---- Document segment

Stat-Ease, Inc.
- Company type: Wholly-owned
- Industry: Statistical software
- Founded: 1982
- Founder: Patrick Whitcomb
- Headquarters: Minneapolis, Minnesota, United States (U.S.)
- Key people: Martin Bezener, President & CTO; Cathy Hickman, VP Finance & Operations; Hank Anderson, VP Product Development; Pat Whitcomb, founding Principal;
- Products: Stat-Ease 360 and Design-Expert software for design of experiments
- Services: Statistical software; Design of experiments training;
- Number of employees: 11
- Parent: Beginning July 2019: Tecplot
- Website: statease.com

= Stat-Ease =

American statistical software company

Stat-Ease, Inc. is a privately held company producing statistical software in Minneapolis, Minnesota, USA, founded by Patrick Whitcomb in 1982. The company has 11 employees and provides software packages for engineers and scientists using design of experiments (DOE) methods for optimizing development of products and processes. It also provides DOE training and consulting services.

==History==
Stat-Ease was founded by Whitcomb while at General Mills in 1982. He later brought in two of his General Mills colleagues. The company sold its first software in June 1985. Sales increased in 1987 when the software was described as "incredibly easy to use" in a review of DOE software.

In 1988, the company released its first version of Design-Expert software, which provided the tools for response surface methods (RSM) for process optimization. This package complemented Design-Ease, which handled factorial designs, and also provided statistical tools for optimizing mixtures in the chemical process industries. In 1996, the firm added the features of Design-Ease into Design-Expert version 5 and translated it from DOS to Windows.

--------
---- The data

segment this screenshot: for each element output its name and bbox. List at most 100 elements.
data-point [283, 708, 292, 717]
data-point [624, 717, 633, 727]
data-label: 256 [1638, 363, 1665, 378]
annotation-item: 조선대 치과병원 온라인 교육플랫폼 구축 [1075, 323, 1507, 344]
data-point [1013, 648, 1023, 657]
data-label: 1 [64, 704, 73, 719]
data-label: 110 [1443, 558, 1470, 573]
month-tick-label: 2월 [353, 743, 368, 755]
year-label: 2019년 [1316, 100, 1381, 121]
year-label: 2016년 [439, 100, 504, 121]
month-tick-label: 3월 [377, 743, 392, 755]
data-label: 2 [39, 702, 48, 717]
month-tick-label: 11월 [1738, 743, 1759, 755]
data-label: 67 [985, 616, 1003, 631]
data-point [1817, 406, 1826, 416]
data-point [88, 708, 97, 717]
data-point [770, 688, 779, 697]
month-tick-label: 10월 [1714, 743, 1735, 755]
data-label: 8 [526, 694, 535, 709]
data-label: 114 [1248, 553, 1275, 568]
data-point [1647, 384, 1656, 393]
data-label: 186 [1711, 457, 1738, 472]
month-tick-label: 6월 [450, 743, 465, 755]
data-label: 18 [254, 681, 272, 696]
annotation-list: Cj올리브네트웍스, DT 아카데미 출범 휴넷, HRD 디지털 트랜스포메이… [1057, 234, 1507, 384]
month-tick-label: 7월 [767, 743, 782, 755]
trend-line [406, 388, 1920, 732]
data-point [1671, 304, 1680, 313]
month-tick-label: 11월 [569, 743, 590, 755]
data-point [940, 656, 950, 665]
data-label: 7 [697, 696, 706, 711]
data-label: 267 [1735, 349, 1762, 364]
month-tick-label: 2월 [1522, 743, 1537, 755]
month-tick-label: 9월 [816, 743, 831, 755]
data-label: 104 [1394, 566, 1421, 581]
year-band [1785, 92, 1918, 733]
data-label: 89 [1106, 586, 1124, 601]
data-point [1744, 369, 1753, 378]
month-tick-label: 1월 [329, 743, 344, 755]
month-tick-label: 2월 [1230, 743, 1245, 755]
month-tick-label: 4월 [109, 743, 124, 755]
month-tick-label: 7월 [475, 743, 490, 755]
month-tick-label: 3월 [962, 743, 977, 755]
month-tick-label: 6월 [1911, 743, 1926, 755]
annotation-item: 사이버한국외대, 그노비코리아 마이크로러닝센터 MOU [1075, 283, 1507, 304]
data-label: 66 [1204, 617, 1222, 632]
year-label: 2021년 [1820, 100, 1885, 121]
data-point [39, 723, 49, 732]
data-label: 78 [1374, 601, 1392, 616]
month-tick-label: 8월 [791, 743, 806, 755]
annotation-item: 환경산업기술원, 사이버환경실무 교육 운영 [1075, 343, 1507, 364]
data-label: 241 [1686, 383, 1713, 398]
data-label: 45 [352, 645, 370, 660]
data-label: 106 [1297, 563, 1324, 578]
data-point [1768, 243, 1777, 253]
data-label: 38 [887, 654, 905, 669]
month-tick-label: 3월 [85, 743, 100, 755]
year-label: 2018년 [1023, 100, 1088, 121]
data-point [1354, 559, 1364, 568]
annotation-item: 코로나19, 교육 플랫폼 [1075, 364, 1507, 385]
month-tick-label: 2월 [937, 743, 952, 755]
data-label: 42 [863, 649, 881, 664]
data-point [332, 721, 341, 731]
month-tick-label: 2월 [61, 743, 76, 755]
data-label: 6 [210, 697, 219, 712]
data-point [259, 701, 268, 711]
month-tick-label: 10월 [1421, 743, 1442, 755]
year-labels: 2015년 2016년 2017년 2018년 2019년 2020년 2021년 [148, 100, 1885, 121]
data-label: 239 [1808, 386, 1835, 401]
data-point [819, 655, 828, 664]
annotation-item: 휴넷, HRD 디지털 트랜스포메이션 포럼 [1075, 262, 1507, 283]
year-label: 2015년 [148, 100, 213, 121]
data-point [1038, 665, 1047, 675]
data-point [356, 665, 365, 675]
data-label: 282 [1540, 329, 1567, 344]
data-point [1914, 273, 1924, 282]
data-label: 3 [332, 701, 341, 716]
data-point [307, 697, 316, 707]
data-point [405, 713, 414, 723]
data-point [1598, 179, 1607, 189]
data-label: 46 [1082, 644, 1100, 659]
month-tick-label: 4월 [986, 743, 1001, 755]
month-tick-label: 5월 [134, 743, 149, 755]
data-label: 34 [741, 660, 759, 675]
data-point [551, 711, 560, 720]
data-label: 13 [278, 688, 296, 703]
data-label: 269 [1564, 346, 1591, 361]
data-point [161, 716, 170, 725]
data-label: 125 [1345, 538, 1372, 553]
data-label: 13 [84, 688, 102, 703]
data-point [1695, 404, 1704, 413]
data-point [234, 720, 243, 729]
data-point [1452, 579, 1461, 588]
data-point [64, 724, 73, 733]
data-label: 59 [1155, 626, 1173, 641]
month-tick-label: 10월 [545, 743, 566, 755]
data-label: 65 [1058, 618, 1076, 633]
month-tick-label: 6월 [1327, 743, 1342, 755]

--------

[Required tasks]
- A) Answer from the Stat-Ease article:
(i) How many employees does the company have?
(ii) In what month and year did the company sell its first software?
(iii) Which package handled factorial designs?
- B) Resume the Stat-Ease article from its final sentence.
The lines are not needed here.

[Answers per task]
- A)
(i) 11
(ii) June 1985
(iii) Design-Ease

- B)
In 1996, Forbes magazine reported that multivariate testing (MVT) was needed for process improvement and added, "A Minneapolis software firm, Stat-Ease, sells most of the software these MVT types use."

Felix Grant, reviewing Design-Expert version 7.1.3 in Scientific Computing World magazine detailed how new control features had been added, improving the productive control.

Design-Ease was discontinued in 2018 with the release of version 11, which was also the first version of Design-Expert to be available for macOS. Then, in 2021, Stat-Ease debuted an advanced product, Stat-Ease 360. In addition to the features of Design-Expert, it included space-filling designs, Gaussian process modeling, and add-on Python scripting at launch.

Stat-Ease founder Whitcomb retired in 2019, shortly before the acquisition of Stat-Ease by Constellation Software in July 2020 via their subsidiaries Vela and Tecplot.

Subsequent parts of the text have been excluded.